TASK REQUIREMENTS –
Collect all the lines that mention the word "국문요지".

--------------------------------

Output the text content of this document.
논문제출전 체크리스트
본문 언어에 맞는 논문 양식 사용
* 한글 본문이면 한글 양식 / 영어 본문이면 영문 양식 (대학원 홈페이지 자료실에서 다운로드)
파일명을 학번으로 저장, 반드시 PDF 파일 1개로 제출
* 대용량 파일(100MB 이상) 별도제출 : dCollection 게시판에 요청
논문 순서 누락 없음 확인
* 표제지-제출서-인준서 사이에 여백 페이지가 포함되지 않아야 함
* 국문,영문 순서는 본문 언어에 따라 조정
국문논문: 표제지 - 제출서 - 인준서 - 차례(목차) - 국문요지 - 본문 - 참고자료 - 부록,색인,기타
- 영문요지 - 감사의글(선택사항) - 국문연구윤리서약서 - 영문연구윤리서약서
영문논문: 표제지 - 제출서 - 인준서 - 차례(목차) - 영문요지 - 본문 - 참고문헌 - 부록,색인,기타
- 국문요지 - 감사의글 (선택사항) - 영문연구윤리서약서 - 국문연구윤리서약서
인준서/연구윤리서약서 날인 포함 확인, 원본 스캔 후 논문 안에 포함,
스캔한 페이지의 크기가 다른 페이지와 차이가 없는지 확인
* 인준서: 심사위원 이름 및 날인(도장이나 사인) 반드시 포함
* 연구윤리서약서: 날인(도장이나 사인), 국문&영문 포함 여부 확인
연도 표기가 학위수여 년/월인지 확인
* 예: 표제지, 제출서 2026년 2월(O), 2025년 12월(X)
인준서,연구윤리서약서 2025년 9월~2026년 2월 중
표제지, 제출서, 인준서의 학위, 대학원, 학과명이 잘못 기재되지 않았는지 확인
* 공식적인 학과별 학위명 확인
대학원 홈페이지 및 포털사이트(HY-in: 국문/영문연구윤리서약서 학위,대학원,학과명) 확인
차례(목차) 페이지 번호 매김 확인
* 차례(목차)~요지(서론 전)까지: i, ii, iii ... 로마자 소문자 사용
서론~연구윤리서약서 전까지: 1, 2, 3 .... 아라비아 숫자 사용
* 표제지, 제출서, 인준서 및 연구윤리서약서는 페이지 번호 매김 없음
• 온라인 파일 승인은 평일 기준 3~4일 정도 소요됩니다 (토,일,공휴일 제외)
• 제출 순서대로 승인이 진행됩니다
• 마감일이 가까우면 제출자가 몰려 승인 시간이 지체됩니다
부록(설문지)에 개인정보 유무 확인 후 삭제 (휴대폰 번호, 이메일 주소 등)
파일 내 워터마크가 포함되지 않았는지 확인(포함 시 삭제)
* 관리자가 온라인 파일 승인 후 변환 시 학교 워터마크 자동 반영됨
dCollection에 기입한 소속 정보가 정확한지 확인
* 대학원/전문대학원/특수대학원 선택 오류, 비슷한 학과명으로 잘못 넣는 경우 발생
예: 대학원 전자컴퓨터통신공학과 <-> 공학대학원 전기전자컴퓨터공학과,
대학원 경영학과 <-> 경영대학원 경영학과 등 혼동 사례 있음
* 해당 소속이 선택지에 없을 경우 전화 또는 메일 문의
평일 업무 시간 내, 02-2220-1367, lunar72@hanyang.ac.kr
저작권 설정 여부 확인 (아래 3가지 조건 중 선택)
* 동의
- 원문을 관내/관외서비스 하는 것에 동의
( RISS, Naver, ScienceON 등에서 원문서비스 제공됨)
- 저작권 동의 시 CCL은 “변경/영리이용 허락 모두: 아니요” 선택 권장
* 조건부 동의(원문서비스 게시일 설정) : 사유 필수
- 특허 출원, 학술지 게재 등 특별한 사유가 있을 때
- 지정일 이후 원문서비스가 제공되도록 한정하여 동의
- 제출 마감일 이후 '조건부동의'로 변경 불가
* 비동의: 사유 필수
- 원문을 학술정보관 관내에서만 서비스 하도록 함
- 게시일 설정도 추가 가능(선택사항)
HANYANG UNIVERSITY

--------------------------------

RESPONSE FOR THIS EXERCISE –
국문논문: 표제지 - 제출서 - 인준서 - 차례(목차) - 국문요지 - 본문 - 참고자료 - 부록,색인,기타
- 국문요지 - 감사의글 (선택사항) - 영문연구윤리서약서 - 국문연구윤리서약서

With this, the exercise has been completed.